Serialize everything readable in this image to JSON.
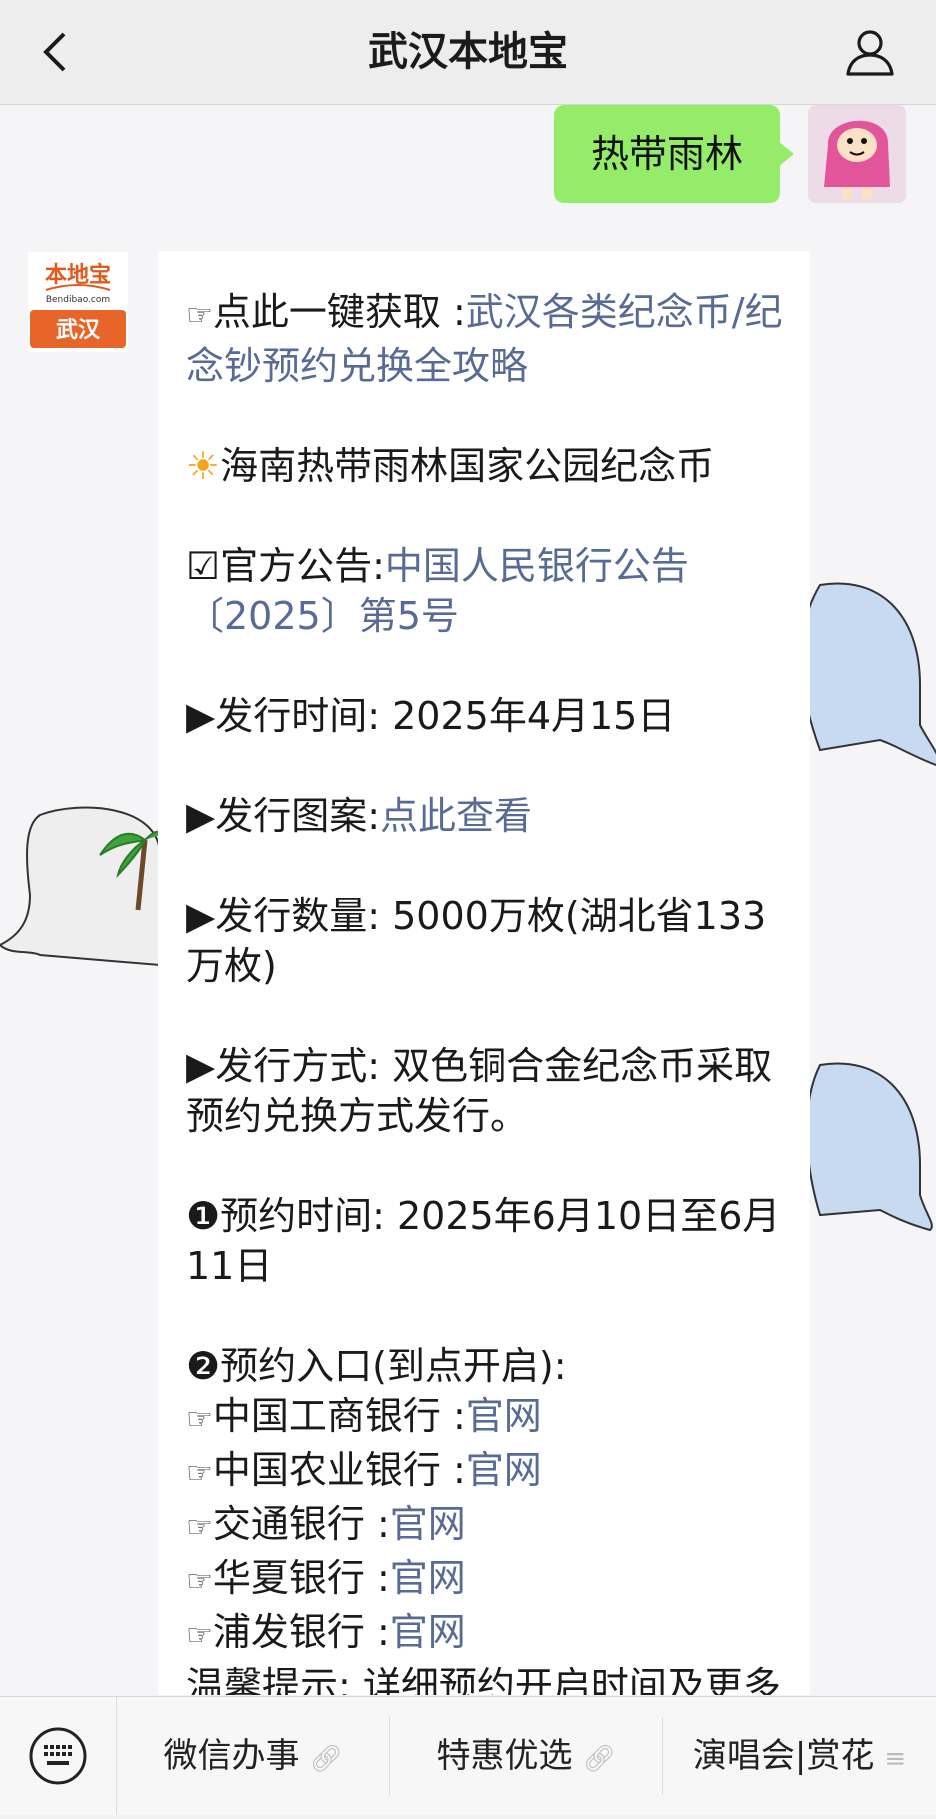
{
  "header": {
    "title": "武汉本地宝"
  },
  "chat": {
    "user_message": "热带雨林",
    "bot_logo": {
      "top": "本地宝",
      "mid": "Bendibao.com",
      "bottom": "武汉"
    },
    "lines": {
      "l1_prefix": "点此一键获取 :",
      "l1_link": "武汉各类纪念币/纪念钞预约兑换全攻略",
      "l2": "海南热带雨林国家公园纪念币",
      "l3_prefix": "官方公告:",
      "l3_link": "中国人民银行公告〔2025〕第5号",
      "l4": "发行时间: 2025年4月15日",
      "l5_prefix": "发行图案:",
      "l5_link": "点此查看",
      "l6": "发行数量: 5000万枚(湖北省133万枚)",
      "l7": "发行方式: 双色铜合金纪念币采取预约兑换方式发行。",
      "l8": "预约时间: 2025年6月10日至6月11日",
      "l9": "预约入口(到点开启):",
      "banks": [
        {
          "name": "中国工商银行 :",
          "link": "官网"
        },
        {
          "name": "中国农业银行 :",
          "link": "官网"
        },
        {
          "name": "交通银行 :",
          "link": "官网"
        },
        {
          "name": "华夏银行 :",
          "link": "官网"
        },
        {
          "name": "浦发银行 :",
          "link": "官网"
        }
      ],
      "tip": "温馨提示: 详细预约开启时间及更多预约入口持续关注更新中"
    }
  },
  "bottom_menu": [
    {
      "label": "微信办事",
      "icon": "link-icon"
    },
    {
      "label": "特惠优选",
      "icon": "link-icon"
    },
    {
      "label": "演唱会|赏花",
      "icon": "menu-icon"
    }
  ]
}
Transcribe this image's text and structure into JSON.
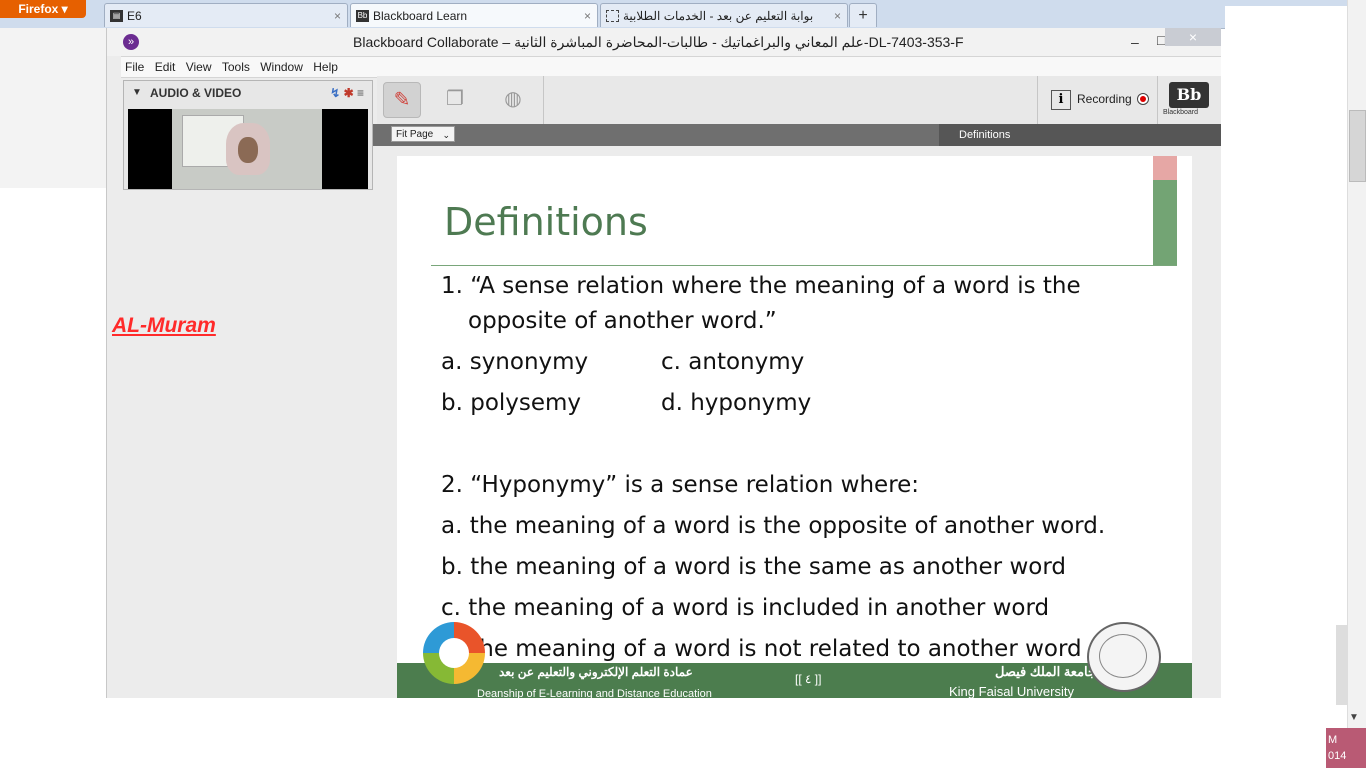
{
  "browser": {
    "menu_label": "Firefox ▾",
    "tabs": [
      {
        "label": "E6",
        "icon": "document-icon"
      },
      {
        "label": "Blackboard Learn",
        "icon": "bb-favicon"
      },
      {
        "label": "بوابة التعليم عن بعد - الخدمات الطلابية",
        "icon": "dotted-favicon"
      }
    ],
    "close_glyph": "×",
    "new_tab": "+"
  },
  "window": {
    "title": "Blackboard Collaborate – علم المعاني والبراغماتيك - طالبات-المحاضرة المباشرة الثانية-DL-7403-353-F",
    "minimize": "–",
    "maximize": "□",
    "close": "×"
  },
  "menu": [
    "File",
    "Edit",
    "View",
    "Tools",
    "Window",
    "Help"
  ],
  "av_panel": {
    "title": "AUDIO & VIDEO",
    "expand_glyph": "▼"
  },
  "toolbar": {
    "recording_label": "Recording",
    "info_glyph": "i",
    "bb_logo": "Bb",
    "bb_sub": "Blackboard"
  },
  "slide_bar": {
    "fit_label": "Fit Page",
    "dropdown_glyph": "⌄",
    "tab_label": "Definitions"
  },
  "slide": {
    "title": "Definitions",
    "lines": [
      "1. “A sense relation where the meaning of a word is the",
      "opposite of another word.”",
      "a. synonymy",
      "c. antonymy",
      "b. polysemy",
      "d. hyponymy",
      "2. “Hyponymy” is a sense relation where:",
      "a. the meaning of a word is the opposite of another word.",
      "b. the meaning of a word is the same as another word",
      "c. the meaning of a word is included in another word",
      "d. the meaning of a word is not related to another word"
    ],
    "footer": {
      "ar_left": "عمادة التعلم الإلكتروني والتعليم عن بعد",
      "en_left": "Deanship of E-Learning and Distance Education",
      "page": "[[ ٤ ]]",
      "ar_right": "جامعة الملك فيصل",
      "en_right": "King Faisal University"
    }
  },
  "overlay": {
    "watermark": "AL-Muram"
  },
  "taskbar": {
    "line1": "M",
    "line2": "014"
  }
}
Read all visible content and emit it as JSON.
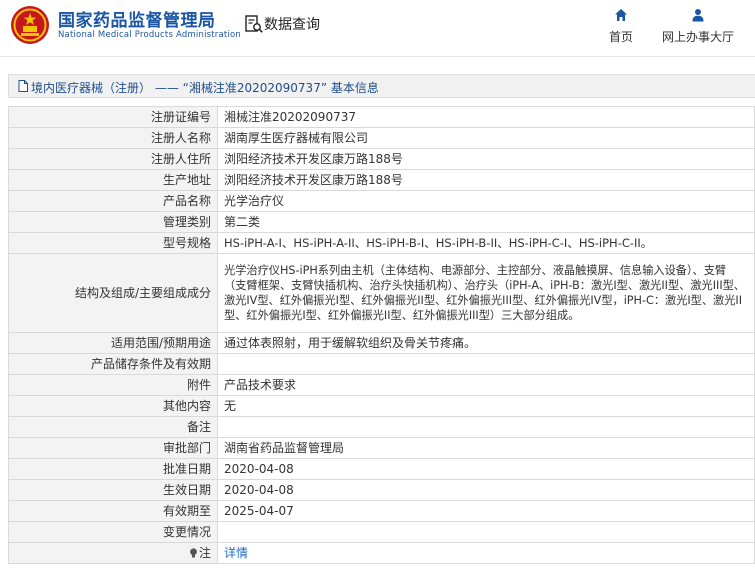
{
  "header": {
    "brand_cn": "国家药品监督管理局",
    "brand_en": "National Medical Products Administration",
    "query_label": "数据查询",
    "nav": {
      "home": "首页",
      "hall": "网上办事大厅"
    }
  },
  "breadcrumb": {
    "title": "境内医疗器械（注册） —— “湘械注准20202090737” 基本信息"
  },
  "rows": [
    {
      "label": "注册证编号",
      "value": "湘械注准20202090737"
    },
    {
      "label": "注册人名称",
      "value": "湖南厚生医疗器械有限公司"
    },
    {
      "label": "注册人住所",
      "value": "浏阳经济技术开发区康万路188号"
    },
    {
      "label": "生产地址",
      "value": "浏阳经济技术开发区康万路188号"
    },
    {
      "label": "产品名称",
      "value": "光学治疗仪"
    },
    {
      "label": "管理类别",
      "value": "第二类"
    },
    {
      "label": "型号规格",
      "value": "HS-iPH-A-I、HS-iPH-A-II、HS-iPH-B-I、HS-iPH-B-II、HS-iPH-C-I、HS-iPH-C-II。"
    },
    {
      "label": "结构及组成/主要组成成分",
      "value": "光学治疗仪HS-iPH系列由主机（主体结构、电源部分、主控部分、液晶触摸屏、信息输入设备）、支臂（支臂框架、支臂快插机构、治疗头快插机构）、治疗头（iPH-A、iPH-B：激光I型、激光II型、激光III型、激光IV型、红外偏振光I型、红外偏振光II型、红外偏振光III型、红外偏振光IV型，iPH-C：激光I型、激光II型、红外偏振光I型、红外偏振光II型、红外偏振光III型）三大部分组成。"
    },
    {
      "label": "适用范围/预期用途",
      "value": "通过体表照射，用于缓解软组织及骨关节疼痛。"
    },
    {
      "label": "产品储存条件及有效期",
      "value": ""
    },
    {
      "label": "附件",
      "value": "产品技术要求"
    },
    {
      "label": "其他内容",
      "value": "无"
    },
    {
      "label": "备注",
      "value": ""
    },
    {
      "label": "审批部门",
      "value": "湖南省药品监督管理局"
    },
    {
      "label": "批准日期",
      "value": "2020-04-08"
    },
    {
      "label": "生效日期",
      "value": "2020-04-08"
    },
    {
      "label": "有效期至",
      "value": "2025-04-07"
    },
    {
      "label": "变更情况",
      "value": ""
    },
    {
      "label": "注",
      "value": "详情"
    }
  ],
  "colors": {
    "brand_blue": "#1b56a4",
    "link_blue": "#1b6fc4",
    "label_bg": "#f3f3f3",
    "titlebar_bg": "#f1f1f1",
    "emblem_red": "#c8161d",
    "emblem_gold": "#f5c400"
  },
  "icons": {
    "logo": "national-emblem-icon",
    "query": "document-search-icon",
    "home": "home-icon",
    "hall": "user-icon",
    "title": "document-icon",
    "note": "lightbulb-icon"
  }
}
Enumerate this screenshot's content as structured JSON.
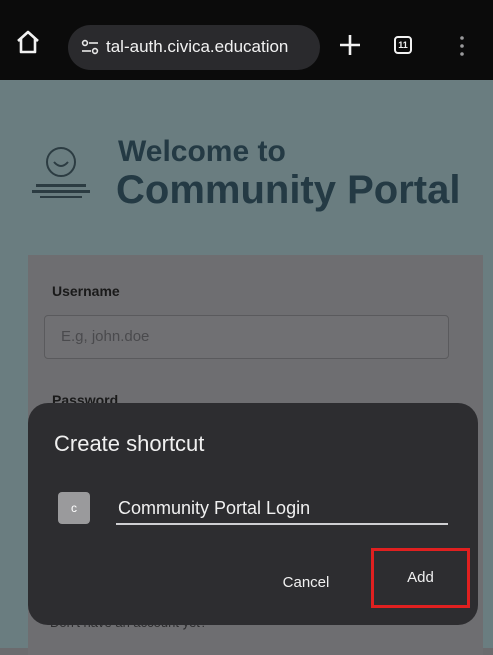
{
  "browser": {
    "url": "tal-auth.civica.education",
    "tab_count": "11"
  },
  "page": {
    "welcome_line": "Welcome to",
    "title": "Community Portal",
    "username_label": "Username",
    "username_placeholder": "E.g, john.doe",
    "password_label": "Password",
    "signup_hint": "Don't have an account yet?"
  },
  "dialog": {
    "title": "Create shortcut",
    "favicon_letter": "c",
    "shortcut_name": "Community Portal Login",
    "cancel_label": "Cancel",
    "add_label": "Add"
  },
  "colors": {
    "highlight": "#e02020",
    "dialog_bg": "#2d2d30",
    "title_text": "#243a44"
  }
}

### Exercise description
Omit the pictures. Output every record above word for word.

### Solved exercise
Serialize everything readable in this image to JSON.
{
  "header": {
    "title": "武汉本地宝"
  },
  "chat": {
    "user_message": "热带雨林",
    "bot_logo": {
      "top": "本地宝",
      "mid": "Bendibao.com",
      "bottom": "武汉"
    },
    "lines": {
      "l1_prefix": "点此一键获取 :",
      "l1_link": "武汉各类纪念币/纪念钞预约兑换全攻略",
      "l2": "海南热带雨林国家公园纪念币",
      "l3_prefix": "官方公告:",
      "l3_link": "中国人民银行公告〔2025〕第5号",
      "l4": "发行时间: 2025年4月15日",
      "l5_prefix": "发行图案:",
      "l5_link": "点此查看",
      "l6": "发行数量: 5000万枚(湖北省133万枚)",
      "l7": "发行方式: 双色铜合金纪念币采取预约兑换方式发行。",
      "l8": "预约时间: 2025年6月10日至6月11日",
      "l9": "预约入口(到点开启):",
      "banks": [
        {
          "name": "中国工商银行 :",
          "link": "官网"
        },
        {
          "name": "中国农业银行 :",
          "link": "官网"
        },
        {
          "name": "交通银行 :",
          "link": "官网"
        },
        {
          "name": "华夏银行 :",
          "link": "官网"
        },
        {
          "name": "浦发银行 :",
          "link": "官网"
        }
      ],
      "tip": "温馨提示: 详细预约开启时间及更多预约入口持续关注更新中"
    }
  },
  "bottom_menu": [
    {
      "label": "微信办事",
      "icon": "link-icon"
    },
    {
      "label": "特惠优选",
      "icon": "link-icon"
    },
    {
      "label": "演唱会|赏花",
      "icon": "menu-icon"
    }
  ]
}
Transcribe this image's text and structure into JSON.
{
  "browser": {
    "menu_label": "Firefox ▾",
    "tabs": [
      {
        "label": "E6",
        "icon": "document-icon"
      },
      {
        "label": "Blackboard Learn",
        "icon": "bb-favicon"
      },
      {
        "label": "بوابة التعليم عن بعد - الخدمات الطلابية",
        "icon": "dotted-favicon"
      }
    ],
    "close_glyph": "×",
    "new_tab": "+"
  },
  "window": {
    "title": "Blackboard Collaborate – علم المعاني والبراغماتيك - طالبات-المحاضرة المباشرة الثانية-DL-7403-353-F",
    "minimize": "–",
    "maximize": "□",
    "close": "×"
  },
  "menu": [
    "File",
    "Edit",
    "View",
    "Tools",
    "Window",
    "Help"
  ],
  "av_panel": {
    "title": "AUDIO & VIDEO",
    "expand_glyph": "▼"
  },
  "toolbar": {
    "recording_label": "Recording",
    "info_glyph": "i",
    "bb_logo": "Bb",
    "bb_sub": "Blackboard"
  },
  "slide_bar": {
    "fit_label": "Fit Page",
    "dropdown_glyph": "⌄",
    "tab_label": "Definitions"
  },
  "slide": {
    "title": "Definitions",
    "lines": [
      "1. “A sense relation where the meaning of a word is the",
      "opposite of another word.”",
      "a. synonymy",
      "c. antonymy",
      "b. polysemy",
      "d. hyponymy",
      "2. “Hyponymy” is a sense relation where:",
      "a. the meaning of a word is the opposite of another word.",
      "b. the meaning of a word is the same as another word",
      "c. the meaning of a word is included in another word",
      "d. the meaning of a word is not related to another word"
    ],
    "footer": {
      "ar_left": "عمادة التعلم الإلكتروني والتعليم عن بعد",
      "en_left": "Deanship of E-Learning and Distance Education",
      "page": "[[ ٤ ]]",
      "ar_right": "جامعة الملك فيصل",
      "en_right": "King Faisal University"
    }
  },
  "overlay": {
    "watermark": "AL-Muram"
  },
  "taskbar": {
    "line1": "M",
    "line2": "014"
  }
}
Read all visible content and emit it as JSON.
{
  "header": {
    "brand_cn": "国家药品监督管理局",
    "brand_en": "National Medical Products Administration",
    "query_label": "数据查询",
    "nav": {
      "home": "首页",
      "hall": "网上办事大厅"
    }
  },
  "breadcrumb": {
    "title": "境内医疗器械（注册） —— “湘械注准20202090737” 基本信息"
  },
  "rows": [
    {
      "label": "注册证编号",
      "value": "湘械注准20202090737"
    },
    {
      "label": "注册人名称",
      "value": "湖南厚生医疗器械有限公司"
    },
    {
      "label": "注册人住所",
      "value": "浏阳经济技术开发区康万路188号"
    },
    {
      "label": "生产地址",
      "value": "浏阳经济技术开发区康万路188号"
    },
    {
      "label": "产品名称",
      "value": "光学治疗仪"
    },
    {
      "label": "管理类别",
      "value": "第二类"
    },
    {
      "label": "型号规格",
      "value": "HS-iPH-A-I、HS-iPH-A-II、HS-iPH-B-I、HS-iPH-B-II、HS-iPH-C-I、HS-iPH-C-II。"
    },
    {
      "label": "结构及组成/主要组成成分",
      "value": "光学治疗仪HS-iPH系列由主机（主体结构、电源部分、主控部分、液晶触摸屏、信息输入设备）、支臂（支臂框架、支臂快插机构、治疗头快插机构）、治疗头（iPH-A、iPH-B：激光I型、激光II型、激光III型、激光IV型、红外偏振光I型、红外偏振光II型、红外偏振光III型、红外偏振光IV型，iPH-C：激光I型、激光II型、红外偏振光I型、红外偏振光II型、红外偏振光III型）三大部分组成。"
    },
    {
      "label": "适用范围/预期用途",
      "value": "通过体表照射，用于缓解软组织及骨关节疼痛。"
    },
    {
      "label": "产品储存条件及有效期",
      "value": ""
    },
    {
      "label": "附件",
      "value": "产品技术要求"
    },
    {
      "label": "其他内容",
      "value": "无"
    },
    {
      "label": "备注",
      "value": ""
    },
    {
      "label": "审批部门",
      "value": "湖南省药品监督管理局"
    },
    {
      "label": "批准日期",
      "value": "2020-04-08"
    },
    {
      "label": "生效日期",
      "value": "2020-04-08"
    },
    {
      "label": "有效期至",
      "value": "2025-04-07"
    },
    {
      "label": "变更情况",
      "value": ""
    },
    {
      "label": "注",
      "value": "详情"
    }
  ],
  "colors": {
    "brand_blue": "#1b56a4",
    "link_blue": "#1b6fc4",
    "label_bg": "#f3f3f3",
    "titlebar_bg": "#f1f1f1",
    "emblem_red": "#c8161d",
    "emblem_gold": "#f5c400"
  },
  "icons": {
    "logo": "national-emblem-icon",
    "query": "document-search-icon",
    "home": "home-icon",
    "hall": "user-icon",
    "title": "document-icon",
    "note": "lightbulb-icon"
  }
}
Enumerate this screenshot's content as structured JSON.
{
  "browser": {
    "url": "tal-auth.civica.education",
    "tab_count": "11"
  },
  "page": {
    "welcome_line": "Welcome to",
    "title": "Community Portal",
    "username_label": "Username",
    "username_placeholder": "E.g, john.doe",
    "password_label": "Password",
    "signup_hint": "Don't have an account yet?"
  },
  "dialog": {
    "title": "Create shortcut",
    "favicon_letter": "c",
    "shortcut_name": "Community Portal Login",
    "cancel_label": "Cancel",
    "add_label": "Add"
  },
  "colors": {
    "highlight": "#e02020",
    "dialog_bg": "#2d2d30",
    "title_text": "#243a44"
  }
}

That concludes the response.